* **REQUIREMENTS**:
Each entry below must be repeated exactly, with pictures left out.

-- DATA FOR PROCESSING start --

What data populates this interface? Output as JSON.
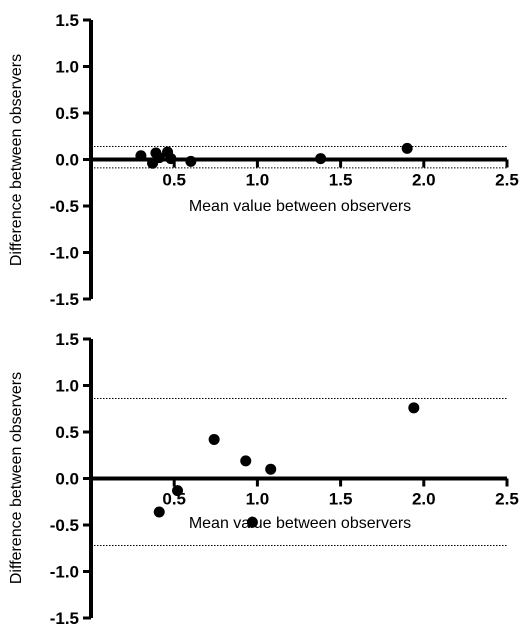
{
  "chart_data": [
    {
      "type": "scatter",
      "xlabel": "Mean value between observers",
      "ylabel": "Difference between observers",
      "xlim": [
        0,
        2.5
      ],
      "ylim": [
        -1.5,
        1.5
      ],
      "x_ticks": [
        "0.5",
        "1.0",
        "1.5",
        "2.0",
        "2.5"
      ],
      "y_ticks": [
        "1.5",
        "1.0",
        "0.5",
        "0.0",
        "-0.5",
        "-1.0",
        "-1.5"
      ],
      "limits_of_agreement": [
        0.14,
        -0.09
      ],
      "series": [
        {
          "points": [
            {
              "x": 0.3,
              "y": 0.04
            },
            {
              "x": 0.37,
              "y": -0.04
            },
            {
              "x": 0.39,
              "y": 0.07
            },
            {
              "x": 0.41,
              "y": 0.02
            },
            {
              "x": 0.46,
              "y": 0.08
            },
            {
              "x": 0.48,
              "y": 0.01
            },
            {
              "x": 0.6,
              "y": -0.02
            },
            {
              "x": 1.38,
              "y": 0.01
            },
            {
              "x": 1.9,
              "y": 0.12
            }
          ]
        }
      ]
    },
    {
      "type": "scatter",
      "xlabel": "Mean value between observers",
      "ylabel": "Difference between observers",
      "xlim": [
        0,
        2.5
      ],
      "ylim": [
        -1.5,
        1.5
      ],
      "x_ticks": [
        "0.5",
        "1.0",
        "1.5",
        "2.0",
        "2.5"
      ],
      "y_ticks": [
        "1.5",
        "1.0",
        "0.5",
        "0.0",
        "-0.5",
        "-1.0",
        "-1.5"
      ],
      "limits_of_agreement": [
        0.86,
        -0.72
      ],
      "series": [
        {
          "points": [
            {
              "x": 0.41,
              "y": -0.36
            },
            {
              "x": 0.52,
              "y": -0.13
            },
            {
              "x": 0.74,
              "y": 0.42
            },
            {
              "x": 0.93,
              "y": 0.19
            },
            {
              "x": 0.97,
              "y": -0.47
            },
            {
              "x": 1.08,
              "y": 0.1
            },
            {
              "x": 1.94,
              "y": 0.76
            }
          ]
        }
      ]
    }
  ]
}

-- DATA FOR PROCESSING end --

* **PROBLEM SOLUTION**:
What data populates this interface? Output as JSON.
{
  "chart_data": [
    {
      "type": "scatter",
      "xlabel": "Mean value between observers",
      "ylabel": "Difference between observers",
      "xlim": [
        0,
        2.5
      ],
      "ylim": [
        -1.5,
        1.5
      ],
      "x_ticks": [
        "0.5",
        "1.0",
        "1.5",
        "2.0",
        "2.5"
      ],
      "y_ticks": [
        "1.5",
        "1.0",
        "0.5",
        "0.0",
        "-0.5",
        "-1.0",
        "-1.5"
      ],
      "limits_of_agreement": [
        0.14,
        -0.09
      ],
      "series": [
        {
          "points": [
            {
              "x": 0.3,
              "y": 0.04
            },
            {
              "x": 0.37,
              "y": -0.04
            },
            {
              "x": 0.39,
              "y": 0.07
            },
            {
              "x": 0.41,
              "y": 0.02
            },
            {
              "x": 0.46,
              "y": 0.08
            },
            {
              "x": 0.48,
              "y": 0.01
            },
            {
              "x": 0.6,
              "y": -0.02
            },
            {
              "x": 1.38,
              "y": 0.01
            },
            {
              "x": 1.9,
              "y": 0.12
            }
          ]
        }
      ]
    },
    {
      "type": "scatter",
      "xlabel": "Mean value between observers",
      "ylabel": "Difference between observers",
      "xlim": [
        0,
        2.5
      ],
      "ylim": [
        -1.5,
        1.5
      ],
      "x_ticks": [
        "0.5",
        "1.0",
        "1.5",
        "2.0",
        "2.5"
      ],
      "y_ticks": [
        "1.5",
        "1.0",
        "0.5",
        "0.0",
        "-0.5",
        "-1.0",
        "-1.5"
      ],
      "limits_of_agreement": [
        0.86,
        -0.72
      ],
      "series": [
        {
          "points": [
            {
              "x": 0.41,
              "y": -0.36
            },
            {
              "x": 0.52,
              "y": -0.13
            },
            {
              "x": 0.74,
              "y": 0.42
            },
            {
              "x": 0.93,
              "y": 0.19
            },
            {
              "x": 0.97,
              "y": -0.47
            },
            {
              "x": 1.08,
              "y": 0.1
            },
            {
              "x": 1.94,
              "y": 0.76
            }
          ]
        }
      ]
    }
  ]
}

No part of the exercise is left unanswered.